** Exercise aim **
Write out the data again exactly, skipping every picture.

'''

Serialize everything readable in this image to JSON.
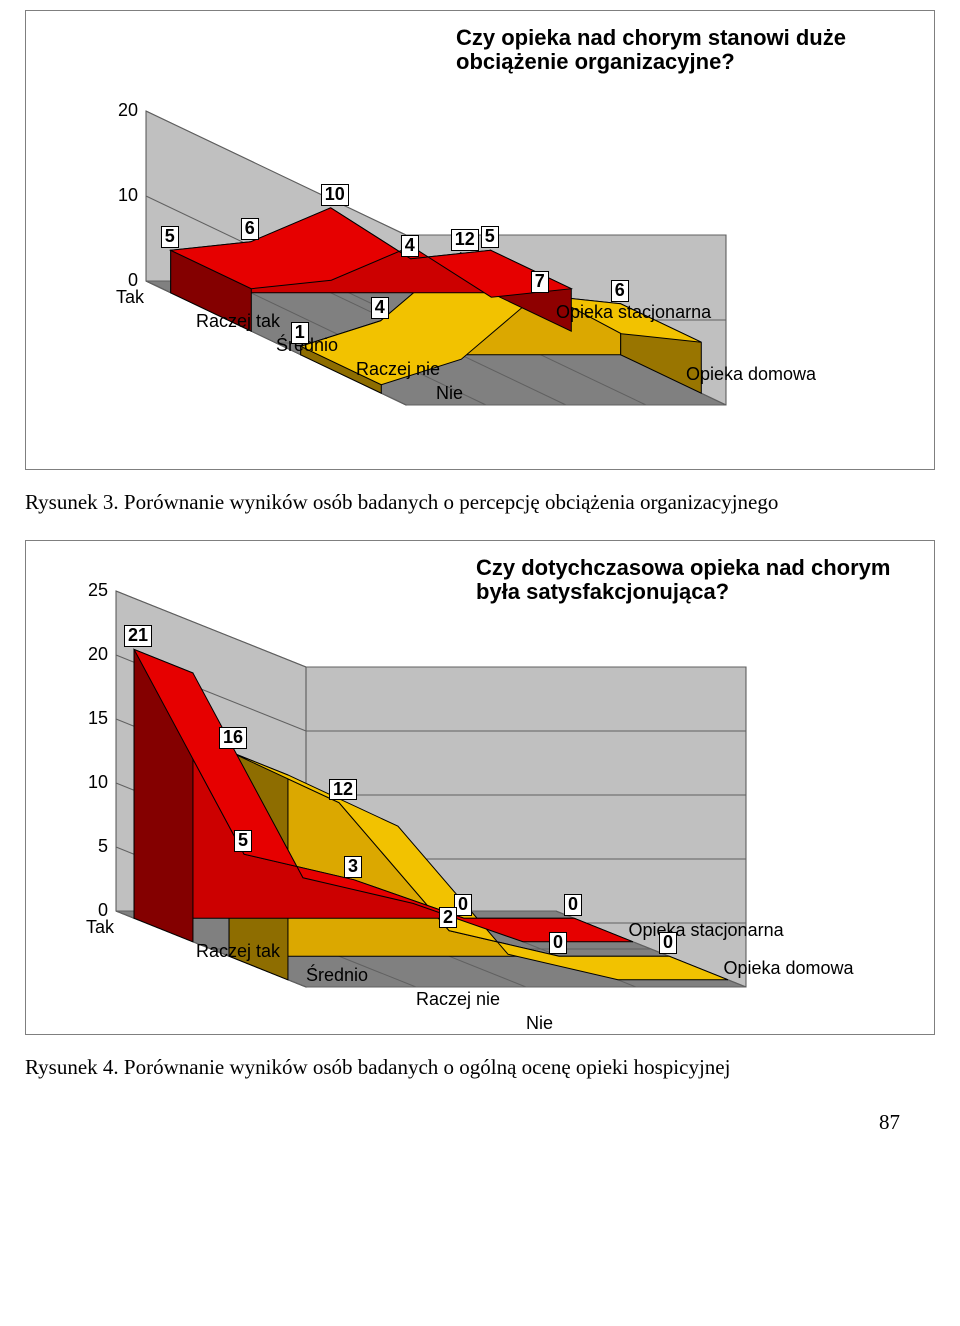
{
  "chart1": {
    "type": "3d-area",
    "title": "Czy opieka nad chorym stanowi duże obciążenie organizacyjne?",
    "categories": [
      "Tak",
      "Raczej tak",
      "Średnio",
      "Raczej nie",
      "Nie"
    ],
    "series": [
      {
        "name": "Opieka stacjonarna",
        "values": [
          5,
          6,
          10,
          4,
          5
        ],
        "color": "#cc0000",
        "top_color": "#e60000"
      },
      {
        "name": "Opieka domowa",
        "values": [
          1,
          4,
          12,
          7,
          6
        ],
        "color": "#dba800",
        "top_color": "#f2c200"
      }
    ],
    "y_axis": {
      "ticks": [
        0,
        10,
        20
      ],
      "min": 0,
      "max": 20
    },
    "colors": {
      "wall_left": "#c0c0c0",
      "wall_back": "#c0c0c0",
      "floor": "#808080",
      "grid": "#606060",
      "border": "#7f7f7f"
    }
  },
  "chart2": {
    "type": "3d-area",
    "title": "Czy dotychczasowa opieka nad chorym była satysfakcjonująca?",
    "categories": [
      "Tak",
      "Raczej tak",
      "Średnio",
      "Raczej nie",
      "Nie"
    ],
    "series": [
      {
        "name": "Opieka stacjonarna",
        "values": [
          21,
          5,
          3,
          0,
          0
        ],
        "color": "#cc0000",
        "top_color": "#e60000"
      },
      {
        "name": "Opieka domowa",
        "values": [
          16,
          12,
          2,
          0,
          0
        ],
        "color": "#dba800",
        "top_color": "#f2c200"
      }
    ],
    "y_axis": {
      "ticks": [
        0,
        5,
        10,
        15,
        20,
        25
      ],
      "min": 0,
      "max": 25
    },
    "colors": {
      "wall_left": "#c0c0c0",
      "wall_back": "#c0c0c0",
      "floor": "#808080",
      "grid": "#606060",
      "border": "#7f7f7f"
    }
  },
  "caption1": "Rysunek 3. Porównanie wyników osób badanych o percepcję obciążenia organizacyjnego",
  "caption2": "Rysunek 4. Porównanie wyników osób badanych o ogólną ocenę opieki hospicyjnej",
  "page_number": "87"
}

'''

** Task response **
Serialize everything readable in this image to JSON.
{
  "chart1": {
    "type": "3d-area",
    "title": "Czy opieka nad chorym stanowi duże obciążenie organizacyjne?",
    "categories": [
      "Tak",
      "Raczej tak",
      "Średnio",
      "Raczej nie",
      "Nie"
    ],
    "series": [
      {
        "name": "Opieka stacjonarna",
        "values": [
          5,
          6,
          10,
          4,
          5
        ],
        "color": "#cc0000",
        "top_color": "#e60000"
      },
      {
        "name": "Opieka domowa",
        "values": [
          1,
          4,
          12,
          7,
          6
        ],
        "color": "#dba800",
        "top_color": "#f2c200"
      }
    ],
    "y_axis": {
      "ticks": [
        0,
        10,
        20
      ],
      "min": 0,
      "max": 20
    },
    "colors": {
      "wall_left": "#c0c0c0",
      "wall_back": "#c0c0c0",
      "floor": "#808080",
      "grid": "#606060",
      "border": "#7f7f7f"
    }
  },
  "chart2": {
    "type": "3d-area",
    "title": "Czy dotychczasowa opieka nad chorym była satysfakcjonująca?",
    "categories": [
      "Tak",
      "Raczej tak",
      "Średnio",
      "Raczej nie",
      "Nie"
    ],
    "series": [
      {
        "name": "Opieka stacjonarna",
        "values": [
          21,
          5,
          3,
          0,
          0
        ],
        "color": "#cc0000",
        "top_color": "#e60000"
      },
      {
        "name": "Opieka domowa",
        "values": [
          16,
          12,
          2,
          0,
          0
        ],
        "color": "#dba800",
        "top_color": "#f2c200"
      }
    ],
    "y_axis": {
      "ticks": [
        0,
        5,
        10,
        15,
        20,
        25
      ],
      "min": 0,
      "max": 25
    },
    "colors": {
      "wall_left": "#c0c0c0",
      "wall_back": "#c0c0c0",
      "floor": "#808080",
      "grid": "#606060",
      "border": "#7f7f7f"
    }
  },
  "caption1": "Rysunek 3. Porównanie wyników osób badanych o percepcję obciążenia organizacyjnego",
  "caption2": "Rysunek 4. Porównanie wyników osób badanych o ogólną ocenę opieki hospicyjnej",
  "page_number": "87"
}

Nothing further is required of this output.